= Exercise =
Reproduce this listing in full.

Chart and figure data
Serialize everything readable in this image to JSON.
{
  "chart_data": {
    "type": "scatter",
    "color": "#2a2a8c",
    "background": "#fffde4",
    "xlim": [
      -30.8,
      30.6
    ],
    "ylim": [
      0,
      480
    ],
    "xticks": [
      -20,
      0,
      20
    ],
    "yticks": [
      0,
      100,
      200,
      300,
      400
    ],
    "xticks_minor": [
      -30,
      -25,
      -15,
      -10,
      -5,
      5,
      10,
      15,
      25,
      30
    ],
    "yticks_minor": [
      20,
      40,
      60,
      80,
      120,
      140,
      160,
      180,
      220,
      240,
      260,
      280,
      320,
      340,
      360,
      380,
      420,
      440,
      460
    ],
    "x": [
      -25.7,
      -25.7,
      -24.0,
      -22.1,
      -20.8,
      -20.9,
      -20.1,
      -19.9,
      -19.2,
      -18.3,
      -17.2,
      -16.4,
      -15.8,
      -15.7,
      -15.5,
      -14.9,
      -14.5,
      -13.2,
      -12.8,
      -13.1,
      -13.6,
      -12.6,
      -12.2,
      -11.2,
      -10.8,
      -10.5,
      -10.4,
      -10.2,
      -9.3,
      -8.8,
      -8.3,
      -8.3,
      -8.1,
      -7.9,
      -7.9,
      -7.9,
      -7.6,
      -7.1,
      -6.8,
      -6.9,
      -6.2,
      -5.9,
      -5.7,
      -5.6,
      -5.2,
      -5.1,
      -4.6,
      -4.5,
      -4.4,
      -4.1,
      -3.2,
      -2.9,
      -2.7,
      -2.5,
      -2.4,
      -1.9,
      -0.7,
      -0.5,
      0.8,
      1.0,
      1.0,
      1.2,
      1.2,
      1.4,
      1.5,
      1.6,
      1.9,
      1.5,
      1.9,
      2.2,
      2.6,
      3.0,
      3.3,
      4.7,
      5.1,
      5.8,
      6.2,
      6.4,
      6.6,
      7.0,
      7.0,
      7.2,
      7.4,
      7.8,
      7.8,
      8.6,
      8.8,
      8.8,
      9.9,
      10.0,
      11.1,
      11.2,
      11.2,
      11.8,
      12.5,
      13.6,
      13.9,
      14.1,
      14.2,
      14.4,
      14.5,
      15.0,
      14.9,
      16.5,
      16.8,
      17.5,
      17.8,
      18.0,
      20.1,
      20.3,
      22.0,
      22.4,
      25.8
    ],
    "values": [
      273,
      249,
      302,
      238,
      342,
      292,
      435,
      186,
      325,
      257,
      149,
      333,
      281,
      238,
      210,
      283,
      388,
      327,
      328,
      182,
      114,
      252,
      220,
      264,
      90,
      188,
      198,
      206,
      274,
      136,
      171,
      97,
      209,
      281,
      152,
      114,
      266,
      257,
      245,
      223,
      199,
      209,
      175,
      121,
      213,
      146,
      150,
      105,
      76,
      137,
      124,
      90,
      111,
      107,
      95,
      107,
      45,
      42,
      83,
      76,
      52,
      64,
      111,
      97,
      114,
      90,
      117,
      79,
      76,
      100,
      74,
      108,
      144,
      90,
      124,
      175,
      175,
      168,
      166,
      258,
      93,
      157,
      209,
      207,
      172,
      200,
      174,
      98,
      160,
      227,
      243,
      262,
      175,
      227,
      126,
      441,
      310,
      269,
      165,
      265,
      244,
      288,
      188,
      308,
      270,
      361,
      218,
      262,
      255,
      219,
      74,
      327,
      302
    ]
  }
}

= Right answer =
Serialize everything readable in this image to JSON.
{
  "chart_data": {
    "type": "scatter",
    "color": "#2a2a8c",
    "background": "#fffde4",
    "xlim": [
      -30.8,
      30.6
    ],
    "ylim": [
      0,
      480
    ],
    "xticks": [
      -20,
      0,
      20
    ],
    "yticks": [
      0,
      100,
      200,
      300,
      400
    ],
    "xticks_minor": [
      -30,
      -25,
      -15,
      -10,
      -5,
      5,
      10,
      15,
      25,
      30
    ],
    "yticks_minor": [
      20,
      40,
      60,
      80,
      120,
      140,
      160,
      180,
      220,
      240,
      260,
      280,
      320,
      340,
      360,
      380,
      420,
      440,
      460
    ],
    "x": [
      -25.7,
      -25.7,
      -24.0,
      -22.1,
      -20.8,
      -20.9,
      -20.1,
      -19.9,
      -19.2,
      -18.3,
      -17.2,
      -16.4,
      -15.8,
      -15.7,
      -15.5,
      -14.9,
      -14.5,
      -13.2,
      -12.8,
      -13.1,
      -13.6,
      -12.6,
      -12.2,
      -11.2,
      -10.8,
      -10.5,
      -10.4,
      -10.2,
      -9.3,
      -8.8,
      -8.3,
      -8.3,
      -8.1,
      -7.9,
      -7.9,
      -7.9,
      -7.6,
      -7.1,
      -6.8,
      -6.9,
      -6.2,
      -5.9,
      -5.7,
      -5.6,
      -5.2,
      -5.1,
      -4.6,
      -4.5,
      -4.4,
      -4.1,
      -3.2,
      -2.9,
      -2.7,
      -2.5,
      -2.4,
      -1.9,
      -0.7,
      -0.5,
      0.8,
      1.0,
      1.0,
      1.2,
      1.2,
      1.4,
      1.5,
      1.6,
      1.9,
      1.5,
      1.9,
      2.2,
      2.6,
      3.0,
      3.3,
      4.7,
      5.1,
      5.8,
      6.2,
      6.4,
      6.6,
      7.0,
      7.0,
      7.2,
      7.4,
      7.8,
      7.8,
      8.6,
      8.8,
      8.8,
      9.9,
      10.0,
      11.1,
      11.2,
      11.2,
      11.8,
      12.5,
      13.6,
      13.9,
      14.1,
      14.2,
      14.4,
      14.5,
      15.0,
      14.9,
      16.5,
      16.8,
      17.5,
      17.8,
      18.0,
      20.1,
      20.3,
      22.0,
      22.4,
      25.8
    ],
    "values": [
      273,
      249,
      302,
      238,
      342,
      292,
      435,
      186,
      325,
      257,
      149,
      333,
      281,
      238,
      210,
      283,
      388,
      327,
      328,
      182,
      114,
      252,
      220,
      264,
      90,
      188,
      198,
      206,
      274,
      136,
      171,
      97,
      209,
      281,
      152,
      114,
      266,
      257,
      245,
      223,
      199,
      209,
      175,
      121,
      213,
      146,
      150,
      105,
      76,
      137,
      124,
      90,
      111,
      107,
      95,
      107,
      45,
      42,
      83,
      76,
      52,
      64,
      111,
      97,
      114,
      90,
      117,
      79,
      76,
      100,
      74,
      108,
      144,
      90,
      124,
      175,
      175,
      168,
      166,
      258,
      93,
      157,
      209,
      207,
      172,
      200,
      174,
      98,
      160,
      227,
      243,
      262,
      175,
      227,
      126,
      441,
      310,
      269,
      165,
      265,
      244,
      288,
      188,
      308,
      270,
      361,
      218,
      262,
      255,
      219,
      74,
      327,
      302
    ]
  }
}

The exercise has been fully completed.